Begin Source material

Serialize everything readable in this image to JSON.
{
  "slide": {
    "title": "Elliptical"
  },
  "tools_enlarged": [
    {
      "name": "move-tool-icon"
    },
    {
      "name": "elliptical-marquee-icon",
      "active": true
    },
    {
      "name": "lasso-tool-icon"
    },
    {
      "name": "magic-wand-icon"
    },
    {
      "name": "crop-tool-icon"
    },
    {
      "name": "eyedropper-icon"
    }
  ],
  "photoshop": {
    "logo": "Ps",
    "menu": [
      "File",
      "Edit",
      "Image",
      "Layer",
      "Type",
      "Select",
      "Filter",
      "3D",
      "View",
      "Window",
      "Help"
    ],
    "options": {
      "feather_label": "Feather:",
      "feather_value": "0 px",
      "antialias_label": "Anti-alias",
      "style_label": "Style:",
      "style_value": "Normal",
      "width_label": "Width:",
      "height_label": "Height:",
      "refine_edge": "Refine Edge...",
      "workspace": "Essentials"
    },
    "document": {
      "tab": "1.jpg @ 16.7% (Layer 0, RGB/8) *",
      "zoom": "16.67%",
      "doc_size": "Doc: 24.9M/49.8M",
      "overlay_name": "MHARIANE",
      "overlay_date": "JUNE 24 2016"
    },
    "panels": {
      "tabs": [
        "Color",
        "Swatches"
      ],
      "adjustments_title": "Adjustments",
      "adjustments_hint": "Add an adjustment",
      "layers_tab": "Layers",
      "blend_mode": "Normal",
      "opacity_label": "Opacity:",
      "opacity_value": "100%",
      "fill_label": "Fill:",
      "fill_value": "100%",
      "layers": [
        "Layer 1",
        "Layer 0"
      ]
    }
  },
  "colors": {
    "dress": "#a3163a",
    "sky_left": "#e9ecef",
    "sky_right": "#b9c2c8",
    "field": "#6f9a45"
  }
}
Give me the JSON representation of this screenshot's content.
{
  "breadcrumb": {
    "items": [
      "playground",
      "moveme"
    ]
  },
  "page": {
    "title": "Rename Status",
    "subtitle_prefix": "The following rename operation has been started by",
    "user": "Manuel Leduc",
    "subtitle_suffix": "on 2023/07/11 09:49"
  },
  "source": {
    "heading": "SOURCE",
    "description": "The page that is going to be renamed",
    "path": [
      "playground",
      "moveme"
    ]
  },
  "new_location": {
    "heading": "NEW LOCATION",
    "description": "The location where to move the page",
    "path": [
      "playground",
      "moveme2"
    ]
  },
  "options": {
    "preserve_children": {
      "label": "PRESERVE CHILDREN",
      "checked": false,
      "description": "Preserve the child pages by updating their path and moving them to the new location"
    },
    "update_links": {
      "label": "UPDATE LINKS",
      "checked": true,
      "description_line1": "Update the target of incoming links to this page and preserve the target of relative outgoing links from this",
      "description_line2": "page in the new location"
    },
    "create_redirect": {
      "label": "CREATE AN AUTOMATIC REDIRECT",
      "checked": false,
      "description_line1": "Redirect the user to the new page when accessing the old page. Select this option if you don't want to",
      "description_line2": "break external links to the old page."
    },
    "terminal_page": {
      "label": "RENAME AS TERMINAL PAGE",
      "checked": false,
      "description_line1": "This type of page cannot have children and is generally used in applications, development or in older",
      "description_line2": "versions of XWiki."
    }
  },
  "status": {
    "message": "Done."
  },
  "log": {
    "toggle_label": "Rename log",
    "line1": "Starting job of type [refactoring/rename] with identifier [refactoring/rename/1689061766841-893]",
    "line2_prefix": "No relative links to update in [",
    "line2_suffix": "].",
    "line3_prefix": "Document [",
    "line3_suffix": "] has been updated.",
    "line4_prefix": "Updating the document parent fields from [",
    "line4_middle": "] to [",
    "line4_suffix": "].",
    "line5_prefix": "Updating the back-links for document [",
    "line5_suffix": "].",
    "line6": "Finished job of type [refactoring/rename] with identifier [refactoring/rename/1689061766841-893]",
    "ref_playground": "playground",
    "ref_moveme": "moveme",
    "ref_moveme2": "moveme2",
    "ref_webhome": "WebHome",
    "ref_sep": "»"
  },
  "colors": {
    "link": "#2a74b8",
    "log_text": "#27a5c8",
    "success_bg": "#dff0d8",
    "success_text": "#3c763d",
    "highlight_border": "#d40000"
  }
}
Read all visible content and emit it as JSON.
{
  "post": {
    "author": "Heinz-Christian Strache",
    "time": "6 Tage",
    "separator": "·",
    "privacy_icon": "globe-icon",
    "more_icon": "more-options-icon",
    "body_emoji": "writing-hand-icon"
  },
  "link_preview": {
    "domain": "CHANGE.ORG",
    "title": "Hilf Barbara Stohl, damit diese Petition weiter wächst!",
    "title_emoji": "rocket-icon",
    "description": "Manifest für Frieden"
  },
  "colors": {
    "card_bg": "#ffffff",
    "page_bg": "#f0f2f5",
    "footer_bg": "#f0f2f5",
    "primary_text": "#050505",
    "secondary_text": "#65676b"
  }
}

End Source material

• What is required: Only the lines from the one containing "Read all visible content and emit it as JSON." to the end of the records should be repeated, exactly as they appear.

• Final answer:
Read all visible content and emit it as JSON.
{
  "post": {
    "author": "Heinz-Christian Strache",
    "time": "6 Tage",
    "separator": "·",
    "privacy_icon": "globe-icon",
    "more_icon": "more-options-icon",
    "body_emoji": "writing-hand-icon"
  },
  "link_preview": {
    "domain": "CHANGE.ORG",
    "title": "Hilf Barbara Stohl, damit diese Petition weiter wächst!",
    "title_emoji": "rocket-icon",
    "description": "Manifest für Frieden"
  },
  "colors": {
    "card_bg": "#ffffff",
    "page_bg": "#f0f2f5",
    "footer_bg": "#f0f2f5",
    "primary_text": "#050505",
    "secondary_text": "#65676b"
  }
}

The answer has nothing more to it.